**TASK OBJECTIVE**
Wherever "Information" appears in a line, copy that line.
## Begin SUPPLIED RECORDS
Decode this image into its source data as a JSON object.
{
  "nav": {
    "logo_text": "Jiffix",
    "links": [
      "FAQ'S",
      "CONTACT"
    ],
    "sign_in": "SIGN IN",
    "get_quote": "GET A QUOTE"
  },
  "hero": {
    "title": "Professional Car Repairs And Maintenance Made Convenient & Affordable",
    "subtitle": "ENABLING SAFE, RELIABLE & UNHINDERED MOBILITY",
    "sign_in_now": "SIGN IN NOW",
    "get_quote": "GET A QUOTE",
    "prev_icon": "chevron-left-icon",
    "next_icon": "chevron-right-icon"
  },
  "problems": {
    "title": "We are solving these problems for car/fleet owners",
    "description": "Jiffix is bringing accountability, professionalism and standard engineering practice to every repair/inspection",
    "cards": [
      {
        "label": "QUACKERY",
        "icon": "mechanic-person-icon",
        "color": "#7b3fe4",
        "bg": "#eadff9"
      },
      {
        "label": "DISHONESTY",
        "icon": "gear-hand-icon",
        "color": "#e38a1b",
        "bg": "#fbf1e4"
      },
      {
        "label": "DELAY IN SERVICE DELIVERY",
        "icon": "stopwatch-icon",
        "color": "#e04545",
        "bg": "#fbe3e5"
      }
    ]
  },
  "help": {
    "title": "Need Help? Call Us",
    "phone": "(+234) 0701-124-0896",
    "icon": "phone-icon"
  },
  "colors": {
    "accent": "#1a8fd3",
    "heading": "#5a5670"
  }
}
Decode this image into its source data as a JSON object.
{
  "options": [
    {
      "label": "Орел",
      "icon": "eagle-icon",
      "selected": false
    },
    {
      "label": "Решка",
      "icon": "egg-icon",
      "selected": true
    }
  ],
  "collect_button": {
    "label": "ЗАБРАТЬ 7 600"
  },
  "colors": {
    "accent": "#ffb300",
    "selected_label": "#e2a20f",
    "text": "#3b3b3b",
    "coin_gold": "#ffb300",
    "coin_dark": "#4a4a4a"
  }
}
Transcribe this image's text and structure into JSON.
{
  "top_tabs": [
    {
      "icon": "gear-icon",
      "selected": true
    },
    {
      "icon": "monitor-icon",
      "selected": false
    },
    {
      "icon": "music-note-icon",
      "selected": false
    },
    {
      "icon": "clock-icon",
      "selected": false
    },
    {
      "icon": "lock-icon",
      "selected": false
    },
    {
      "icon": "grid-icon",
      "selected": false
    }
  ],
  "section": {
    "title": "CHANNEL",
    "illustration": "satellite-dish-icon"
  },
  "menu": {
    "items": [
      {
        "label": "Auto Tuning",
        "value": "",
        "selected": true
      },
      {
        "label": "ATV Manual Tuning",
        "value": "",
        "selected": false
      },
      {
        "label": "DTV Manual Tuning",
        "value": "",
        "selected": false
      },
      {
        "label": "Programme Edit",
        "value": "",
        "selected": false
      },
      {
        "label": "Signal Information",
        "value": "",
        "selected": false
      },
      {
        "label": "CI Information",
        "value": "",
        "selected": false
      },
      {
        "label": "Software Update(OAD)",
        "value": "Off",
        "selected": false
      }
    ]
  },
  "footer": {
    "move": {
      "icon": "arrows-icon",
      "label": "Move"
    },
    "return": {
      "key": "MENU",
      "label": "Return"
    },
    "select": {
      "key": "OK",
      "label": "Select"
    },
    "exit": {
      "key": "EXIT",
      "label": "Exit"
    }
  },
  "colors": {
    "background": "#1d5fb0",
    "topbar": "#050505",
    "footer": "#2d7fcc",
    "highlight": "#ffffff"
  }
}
## End SUPPLIED RECORDS
**REPLY TO THE EXERCISE**
        "label": "Signal Information",
        "label": "CI Information",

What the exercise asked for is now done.